* START GIVEN RECORDS *

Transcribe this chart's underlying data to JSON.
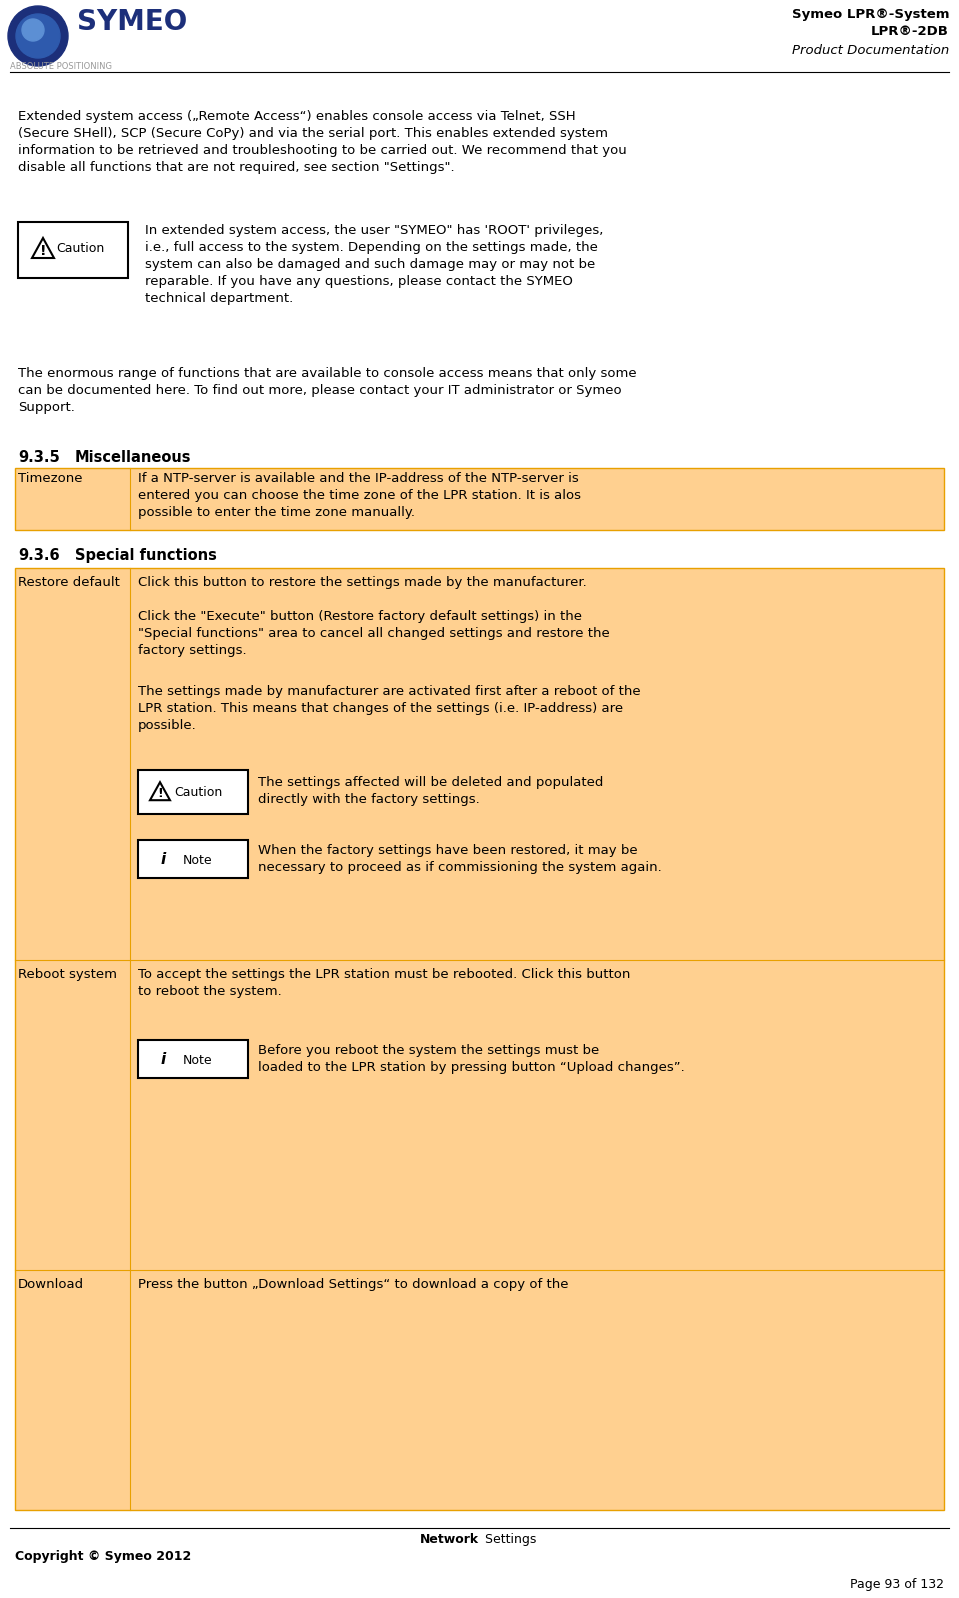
{
  "fig_width": 9.59,
  "fig_height": 15.98,
  "dpi": 100,
  "bg_color": "#ffffff",
  "orange_bg": "#FFD090",
  "orange_border": "#E8A000",
  "header": {
    "title_line1": "Symeo LPR®-System",
    "title_line2": "LPR®-2DB",
    "title_line3": "Product Documentation",
    "logo_sub": "ABSOLUTE POSITIONING"
  },
  "footer": {
    "left_text": "Copyright © Symeo 2012",
    "right_text": "Page 93 of 132"
  },
  "body_text1": "Extended system access („Remote Access“) enables console access via Telnet, SSH\n(Secure SHell), SCP (Secure CoPy) and via the serial port. This enables extended system\ninformation to be retrieved and troubleshooting to be carried out. We recommend that you\ndisable all functions that are not required, see section \"Settings\".",
  "caution_text": "In extended system access, the user \"SYMEO\" has 'ROOT' privileges,\ni.e., full access to the system. Depending on the settings made, the\nsystem can also be damaged and such damage may or may not be\nreparable. If you have any questions, please contact the SYMEO\ntechnical department.",
  "body_text2": "The enormous range of functions that are available to console access means that only some\ncan be documented here. To find out more, please contact your IT administrator or Symeo\nSupport.",
  "timezone_label": "Timezone",
  "timezone_text": "If a NTP-server is available and the IP-address of the NTP-server is\nentered you can choose the time zone of the LPR station. It is alos\npossible to enter the time zone manually.",
  "restore_label": "Restore default",
  "restore_text1": "Click this button to restore the settings made by the manufacturer.",
  "restore_text2": "Click the \"Execute\" button (Restore factory default settings) in the\n\"Special functions\" area to cancel all changed settings and restore the\nfactory settings.",
  "restore_text3": "The settings made by manufacturer are activated first after a reboot of the\nLPR station. This means that changes of the settings (i.e. IP-address) are\npossible.",
  "restore_caution_text": "The settings affected will be deleted and populated\ndirectly with the factory settings.",
  "restore_note_text": "When the factory settings have been restored, it may be\nnecessary to proceed as if commissioning the system again.",
  "reboot_label": "Reboot system",
  "reboot_text1": "To accept the settings the LPR station must be rebooted. Click this button\nto reboot the system.",
  "reboot_note_text": "Before you reboot the system the settings must be\nloaded to the LPR station by pressing button “Upload changes”.",
  "download_label": "Download",
  "download_text": "Press the button „Download Settings“ to download a copy of the"
}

* END GIVEN RECORDS *

The records above must be echoed exactly, minus their pictures.

Transcribe this chart's underlying data to JSON.
{
  "fig_width": 9.59,
  "fig_height": 15.98,
  "dpi": 100,
  "bg_color": "#ffffff",
  "orange_bg": "#FFD090",
  "orange_border": "#E8A000",
  "header": {
    "title_line1": "Symeo LPR®-System",
    "title_line2": "LPR®-2DB",
    "title_line3": "Product Documentation",
    "logo_sub": "ABSOLUTE POSITIONING"
  },
  "footer": {
    "left_text": "Copyright © Symeo 2012",
    "right_text": "Page 93 of 132"
  },
  "body_text1": "Extended system access („Remote Access“) enables console access via Telnet, SSH\n(Secure SHell), SCP (Secure CoPy) and via the serial port. This enables extended system\ninformation to be retrieved and troubleshooting to be carried out. We recommend that you\ndisable all functions that are not required, see section \"Settings\".",
  "caution_text": "In extended system access, the user \"SYMEO\" has 'ROOT' privileges,\ni.e., full access to the system. Depending on the settings made, the\nsystem can also be damaged and such damage may or may not be\nreparable. If you have any questions, please contact the SYMEO\ntechnical department.",
  "body_text2": "The enormous range of functions that are available to console access means that only some\ncan be documented here. To find out more, please contact your IT administrator or Symeo\nSupport.",
  "timezone_label": "Timezone",
  "timezone_text": "If a NTP-server is available and the IP-address of the NTP-server is\nentered you can choose the time zone of the LPR station. It is alos\npossible to enter the time zone manually.",
  "restore_label": "Restore default",
  "restore_text1": "Click this button to restore the settings made by the manufacturer.",
  "restore_text2": "Click the \"Execute\" button (Restore factory default settings) in the\n\"Special functions\" area to cancel all changed settings and restore the\nfactory settings.",
  "restore_text3": "The settings made by manufacturer are activated first after a reboot of the\nLPR station. This means that changes of the settings (i.e. IP-address) are\npossible.",
  "restore_caution_text": "The settings affected will be deleted and populated\ndirectly with the factory settings.",
  "restore_note_text": "When the factory settings have been restored, it may be\nnecessary to proceed as if commissioning the system again.",
  "reboot_label": "Reboot system",
  "reboot_text1": "To accept the settings the LPR station must be rebooted. Click this button\nto reboot the system.",
  "reboot_note_text": "Before you reboot the system the settings must be\nloaded to the LPR station by pressing button “Upload changes”.",
  "download_label": "Download",
  "download_text": "Press the button „Download Settings“ to download a copy of the"
}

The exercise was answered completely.